PROVIDED ENTRIES ▸
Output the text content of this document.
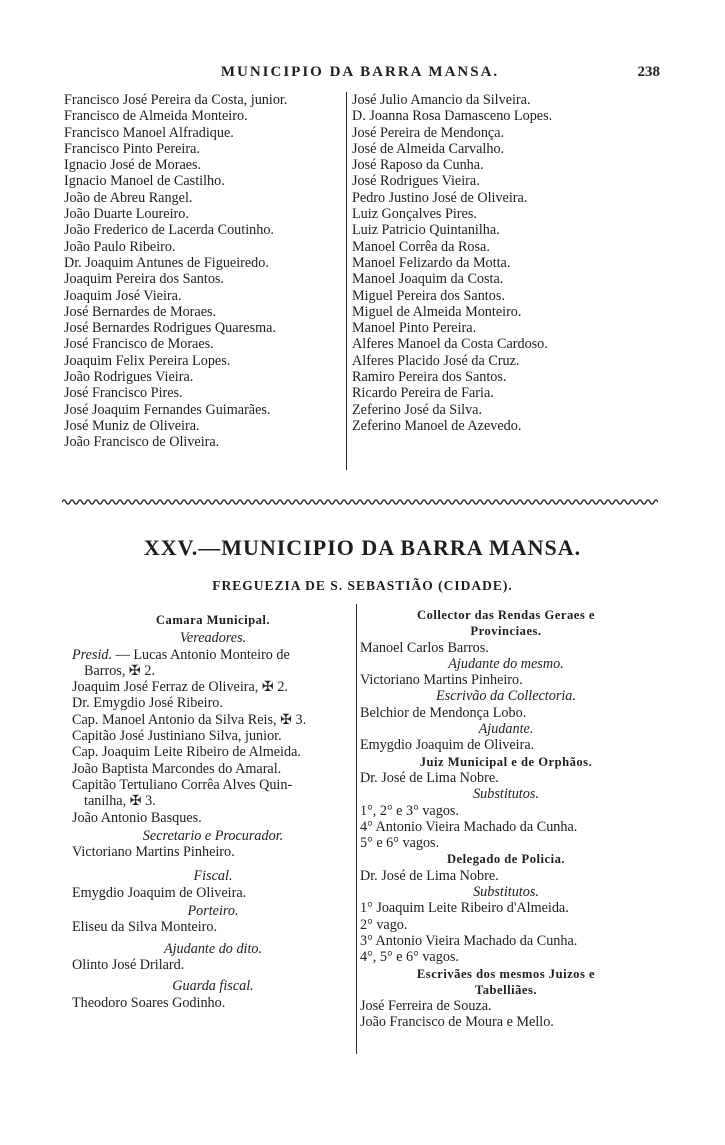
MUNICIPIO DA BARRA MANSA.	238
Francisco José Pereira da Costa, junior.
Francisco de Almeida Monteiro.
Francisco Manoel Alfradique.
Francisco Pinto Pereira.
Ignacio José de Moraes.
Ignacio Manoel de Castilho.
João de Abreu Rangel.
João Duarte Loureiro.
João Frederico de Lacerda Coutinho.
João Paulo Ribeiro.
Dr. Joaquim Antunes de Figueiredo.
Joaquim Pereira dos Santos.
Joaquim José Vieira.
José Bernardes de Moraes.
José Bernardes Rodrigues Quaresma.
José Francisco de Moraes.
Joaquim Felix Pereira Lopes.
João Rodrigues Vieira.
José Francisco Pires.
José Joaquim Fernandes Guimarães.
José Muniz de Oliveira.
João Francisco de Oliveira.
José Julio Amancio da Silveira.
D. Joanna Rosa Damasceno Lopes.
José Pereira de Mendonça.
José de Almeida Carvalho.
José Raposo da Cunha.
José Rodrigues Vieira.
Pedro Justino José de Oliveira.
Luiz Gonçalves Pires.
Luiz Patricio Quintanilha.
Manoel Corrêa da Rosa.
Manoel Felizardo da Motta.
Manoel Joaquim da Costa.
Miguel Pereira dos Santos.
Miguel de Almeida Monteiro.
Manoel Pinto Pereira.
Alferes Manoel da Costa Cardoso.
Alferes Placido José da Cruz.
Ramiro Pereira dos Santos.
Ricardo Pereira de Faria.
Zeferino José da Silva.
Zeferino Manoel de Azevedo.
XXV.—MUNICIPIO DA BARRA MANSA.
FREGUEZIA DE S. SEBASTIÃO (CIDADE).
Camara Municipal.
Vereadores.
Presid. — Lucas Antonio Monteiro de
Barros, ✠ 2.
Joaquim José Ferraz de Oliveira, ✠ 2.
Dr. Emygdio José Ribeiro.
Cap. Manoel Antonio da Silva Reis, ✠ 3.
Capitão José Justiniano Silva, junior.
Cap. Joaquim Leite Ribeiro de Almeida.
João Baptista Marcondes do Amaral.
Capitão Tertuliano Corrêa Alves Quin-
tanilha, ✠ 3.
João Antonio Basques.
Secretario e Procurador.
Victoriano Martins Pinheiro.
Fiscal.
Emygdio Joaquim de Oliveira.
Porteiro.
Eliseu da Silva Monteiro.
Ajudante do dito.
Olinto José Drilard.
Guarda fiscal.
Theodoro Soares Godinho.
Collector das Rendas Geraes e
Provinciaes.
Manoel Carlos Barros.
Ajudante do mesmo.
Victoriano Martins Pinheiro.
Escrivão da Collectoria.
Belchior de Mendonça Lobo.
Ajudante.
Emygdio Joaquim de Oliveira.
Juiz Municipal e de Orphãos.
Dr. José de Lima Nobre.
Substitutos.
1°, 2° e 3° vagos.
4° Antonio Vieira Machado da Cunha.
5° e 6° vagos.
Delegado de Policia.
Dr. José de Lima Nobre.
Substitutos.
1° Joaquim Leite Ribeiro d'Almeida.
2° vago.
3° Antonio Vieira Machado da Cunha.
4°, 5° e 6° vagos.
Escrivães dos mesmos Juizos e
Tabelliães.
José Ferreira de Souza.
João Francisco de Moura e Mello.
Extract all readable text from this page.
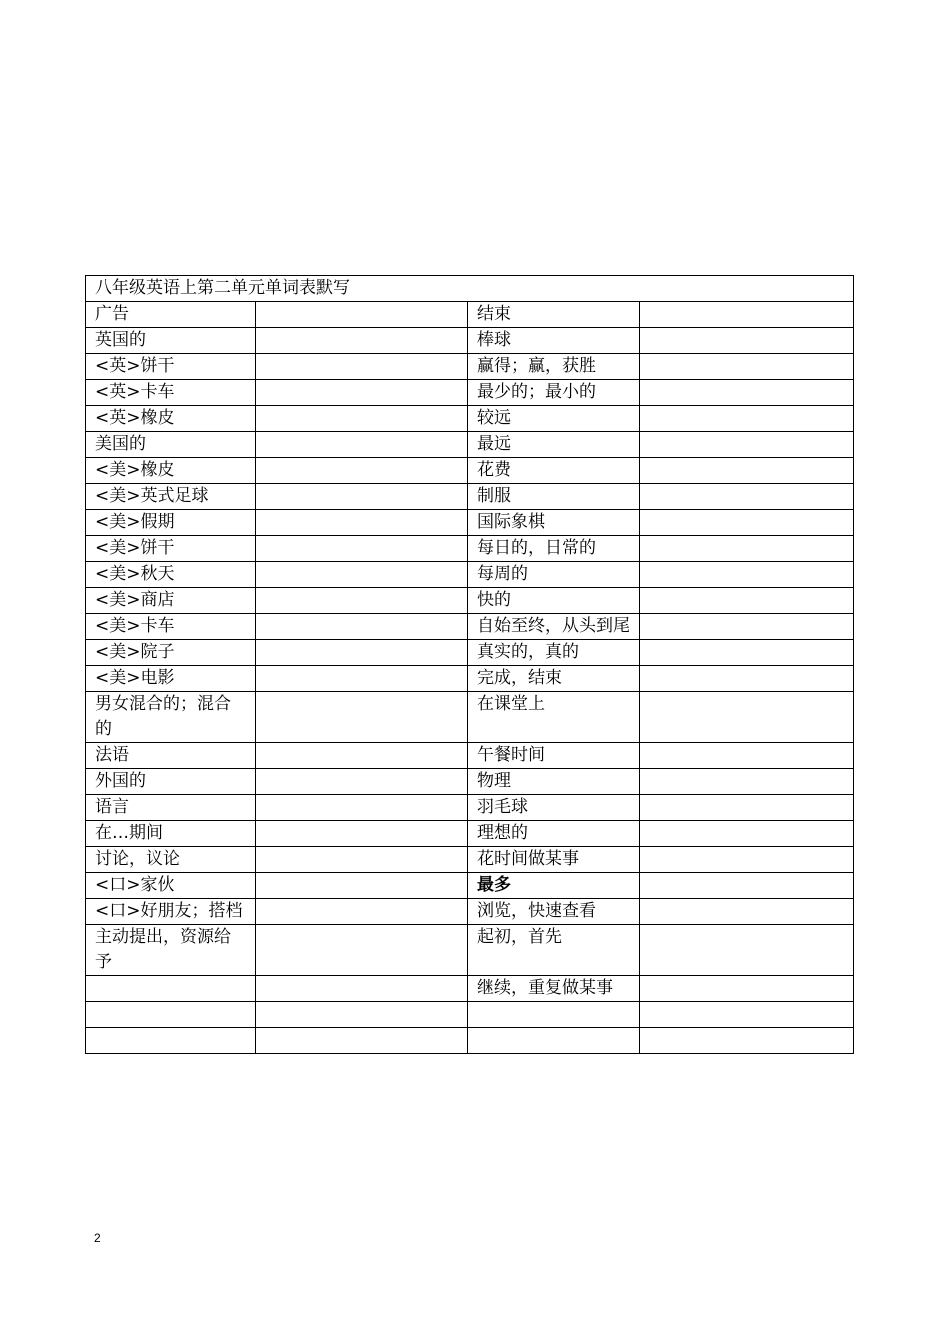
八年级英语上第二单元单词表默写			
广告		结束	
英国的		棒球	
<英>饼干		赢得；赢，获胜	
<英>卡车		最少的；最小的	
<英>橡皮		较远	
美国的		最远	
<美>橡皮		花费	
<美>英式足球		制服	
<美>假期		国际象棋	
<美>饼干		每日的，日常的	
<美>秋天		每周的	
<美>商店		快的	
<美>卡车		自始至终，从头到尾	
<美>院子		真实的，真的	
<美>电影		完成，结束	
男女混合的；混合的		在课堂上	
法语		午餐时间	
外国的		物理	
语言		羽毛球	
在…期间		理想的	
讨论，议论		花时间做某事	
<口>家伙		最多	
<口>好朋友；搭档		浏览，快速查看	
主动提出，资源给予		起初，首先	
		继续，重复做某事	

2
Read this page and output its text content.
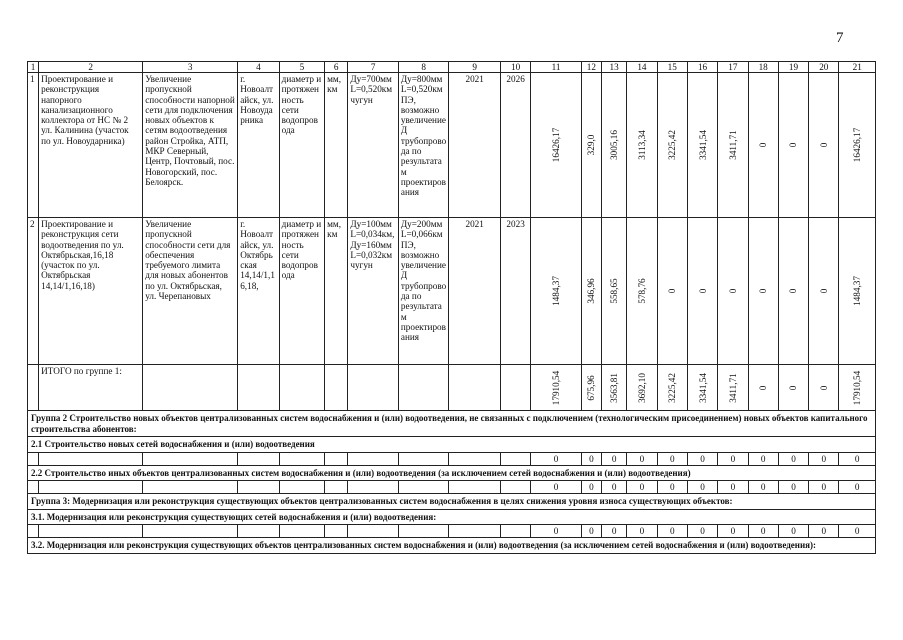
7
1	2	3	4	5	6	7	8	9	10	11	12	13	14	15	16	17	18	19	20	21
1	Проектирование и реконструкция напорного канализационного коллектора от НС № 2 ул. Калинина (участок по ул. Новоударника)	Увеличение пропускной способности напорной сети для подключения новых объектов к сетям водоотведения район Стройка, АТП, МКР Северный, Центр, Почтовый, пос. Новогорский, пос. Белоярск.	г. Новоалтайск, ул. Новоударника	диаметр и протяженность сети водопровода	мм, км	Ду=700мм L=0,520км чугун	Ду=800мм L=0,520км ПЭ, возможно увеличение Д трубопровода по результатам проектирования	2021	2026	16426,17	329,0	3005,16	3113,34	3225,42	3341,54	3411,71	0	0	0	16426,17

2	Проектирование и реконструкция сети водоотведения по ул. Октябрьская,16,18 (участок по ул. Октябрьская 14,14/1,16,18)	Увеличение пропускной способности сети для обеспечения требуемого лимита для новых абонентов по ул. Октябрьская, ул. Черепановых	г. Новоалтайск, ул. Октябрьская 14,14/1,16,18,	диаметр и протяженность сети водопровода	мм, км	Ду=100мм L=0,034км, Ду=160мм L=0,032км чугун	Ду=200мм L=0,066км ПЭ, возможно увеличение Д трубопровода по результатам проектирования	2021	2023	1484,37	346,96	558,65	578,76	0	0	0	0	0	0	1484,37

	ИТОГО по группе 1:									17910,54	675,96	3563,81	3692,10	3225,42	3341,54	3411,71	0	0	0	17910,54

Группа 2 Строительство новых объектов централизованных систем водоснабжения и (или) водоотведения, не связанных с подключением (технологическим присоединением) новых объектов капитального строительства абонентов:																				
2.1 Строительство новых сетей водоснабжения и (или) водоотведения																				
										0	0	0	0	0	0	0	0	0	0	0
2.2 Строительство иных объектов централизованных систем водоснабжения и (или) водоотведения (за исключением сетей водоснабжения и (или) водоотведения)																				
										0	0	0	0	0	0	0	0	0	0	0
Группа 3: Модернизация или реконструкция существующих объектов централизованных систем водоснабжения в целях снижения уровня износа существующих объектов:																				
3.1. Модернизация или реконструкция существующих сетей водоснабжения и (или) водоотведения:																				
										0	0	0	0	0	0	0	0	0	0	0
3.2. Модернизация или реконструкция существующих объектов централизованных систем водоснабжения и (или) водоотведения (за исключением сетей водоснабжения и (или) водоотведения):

WHAT TO PRODUCE ▸
Pictures are to be left out; repeat all the remaining data exactly.

ANSWER TO THE EXERCISE ▸
Output the text content of this document.
MUNICIPIO DA BARRA MANSA.	238
Francisco José Pereira da Costa, junior.
Francisco de Almeida Monteiro.
Francisco Manoel Alfradique.
Francisco Pinto Pereira.
Ignacio José de Moraes.
Ignacio Manoel de Castilho.
João de Abreu Rangel.
João Duarte Loureiro.
João Frederico de Lacerda Coutinho.
João Paulo Ribeiro.
Dr. Joaquim Antunes de Figueiredo.
Joaquim Pereira dos Santos.
Joaquim José Vieira.
José Bernardes de Moraes.
José Bernardes Rodrigues Quaresma.
José Francisco de Moraes.
Joaquim Felix Pereira Lopes.
João Rodrigues Vieira.
José Francisco Pires.
José Joaquim Fernandes Guimarães.
José Muniz de Oliveira.
João Francisco de Oliveira.
José Julio Amancio da Silveira.
D. Joanna Rosa Damasceno Lopes.
José Pereira de Mendonça.
José de Almeida Carvalho.
José Raposo da Cunha.
José Rodrigues Vieira.
Pedro Justino José de Oliveira.
Luiz Gonçalves Pires.
Luiz Patricio Quintanilha.
Manoel Corrêa da Rosa.
Manoel Felizardo da Motta.
Manoel Joaquim da Costa.
Miguel Pereira dos Santos.
Miguel de Almeida Monteiro.
Manoel Pinto Pereira.
Alferes Manoel da Costa Cardoso.
Alferes Placido José da Cruz.
Ramiro Pereira dos Santos.
Ricardo Pereira de Faria.
Zeferino José da Silva.
Zeferino Manoel de Azevedo.
XXV.—MUNICIPIO DA BARRA MANSA.
FREGUEZIA DE S. SEBASTIÃO (CIDADE).
Camara Municipal.
Vereadores.
Presid. — Lucas Antonio Monteiro de
Barros, ✠ 2.
Joaquim José Ferraz de Oliveira, ✠ 2.
Dr. Emygdio José Ribeiro.
Cap. Manoel Antonio da Silva Reis, ✠ 3.
Capitão José Justiniano Silva, junior.
Cap. Joaquim Leite Ribeiro de Almeida.
João Baptista Marcondes do Amaral.
Capitão Tertuliano Corrêa Alves Quin-
tanilha, ✠ 3.
João Antonio Basques.
Secretario e Procurador.
Victoriano Martins Pinheiro.
Fiscal.
Emygdio Joaquim de Oliveira.
Porteiro.
Eliseu da Silva Monteiro.
Ajudante do dito.
Olinto José Drilard.
Guarda fiscal.
Theodoro Soares Godinho.
Collector das Rendas Geraes e
Provinciaes.
Manoel Carlos Barros.
Ajudante do mesmo.
Victoriano Martins Pinheiro.
Escrivão da Collectoria.
Belchior de Mendonça Lobo.
Ajudante.
Emygdio Joaquim de Oliveira.
Juiz Municipal e de Orphãos.
Dr. José de Lima Nobre.
Substitutos.
1°, 2° e 3° vagos.
4° Antonio Vieira Machado da Cunha.
5° e 6° vagos.
Delegado de Policia.
Dr. José de Lima Nobre.
Substitutos.
1° Joaquim Leite Ribeiro d'Almeida.
2° vago.
3° Antonio Vieira Machado da Cunha.
4°, 5° e 6° vagos.
Escrivães dos mesmos Juizos e
Tabelliães.
José Ferreira de Souza.
João Francisco de Moura e Mello.
Extract all readable text from this page.
八年级英语上第二单元单词表默写			
广告		结束	
英国的		棒球	
<英>饼干		赢得；赢，获胜	
<英>卡车		最少的；最小的	
<英>橡皮		较远	
美国的		最远	
<美>橡皮		花费	
<美>英式足球		制服	
<美>假期		国际象棋	
<美>饼干		每日的，日常的	
<美>秋天		每周的	
<美>商店		快的	
<美>卡车		自始至终，从头到尾	
<美>院子		真实的，真的	
<美>电影		完成，结束	
男女混合的；混合的		在课堂上	
法语		午餐时间	
外国的		物理	
语言		羽毛球	
在…期间		理想的	
讨论，议论		花时间做某事	
<口>家伙		最多	
<口>好朋友；搭档		浏览，快速查看	
主动提出，资源给予		起初，首先	
		继续，重复做某事	

2
Read this page and output its text content.
7
1	2	3	4	5	6	7	8	9	10	11	12	13	14	15	16	17	18	19	20	21
1	Проектирование и реконструкция напорного канализационного коллектора от НС № 2 ул. Калинина (участок по ул. Новоударника)	Увеличение пропускной способности напорной сети для подключения новых объектов к сетям водоотведения район Стройка, АТП, МКР Северный, Центр, Почтовый, пос. Новогорский, пос. Белоярск.	г. Новоалтайск, ул. Новоударника	диаметр и протяженность сети водопровода	мм, км	Ду=700мм L=0,520км чугун	Ду=800мм L=0,520км ПЭ, возможно увеличение Д трубопровода по результатам проектирования	2021	2026	16426,17	329,0	3005,16	3113,34	3225,42	3341,54	3411,71	0	0	0	16426,17

2	Проектирование и реконструкция сети водоотведения по ул. Октябрьская,16,18 (участок по ул. Октябрьская 14,14/1,16,18)	Увеличение пропускной способности сети для обеспечения требуемого лимита для новых абонентов по ул. Октябрьская, ул. Черепановых	г. Новоалтайск, ул. Октябрьская 14,14/1,16,18,	диаметр и протяженность сети водопровода	мм, км	Ду=100мм L=0,034км, Ду=160мм L=0,032км чугун	Ду=200мм L=0,066км ПЭ, возможно увеличение Д трубопровода по результатам проектирования	2021	2023	1484,37	346,96	558,65	578,76	0	0	0	0	0	0	1484,37

	ИТОГО по группе 1:									17910,54	675,96	3563,81	3692,10	3225,42	3341,54	3411,71	0	0	0	17910,54

Группа 2 Строительство новых объектов централизованных систем водоснабжения и (или) водоотведения, не связанных с подключением (технологическим присоединением) новых объектов капитального строительства абонентов:																				
2.1 Строительство новых сетей водоснабжения и (или) водоотведения																				
										0	0	0	0	0	0	0	0	0	0	0
2.2 Строительство иных объектов централизованных систем водоснабжения и (или) водоотведения (за исключением сетей водоснабжения и (или) водоотведения)																				
										0	0	0	0	0	0	0	0	0	0	0
Группа 3: Модернизация или реконструкция существующих объектов централизованных систем водоснабжения в целях снижения уровня износа существующих объектов:																				
3.1. Модернизация или реконструкция существующих сетей водоснабжения и (или) водоотведения:																				
										0	0	0	0	0	0	0	0	0	0	0
3.2. Модернизация или реконструкция существующих объектов централизованных систем водоснабжения и (или) водоотведения (за исключением сетей водоснабжения и (или) водоотведения):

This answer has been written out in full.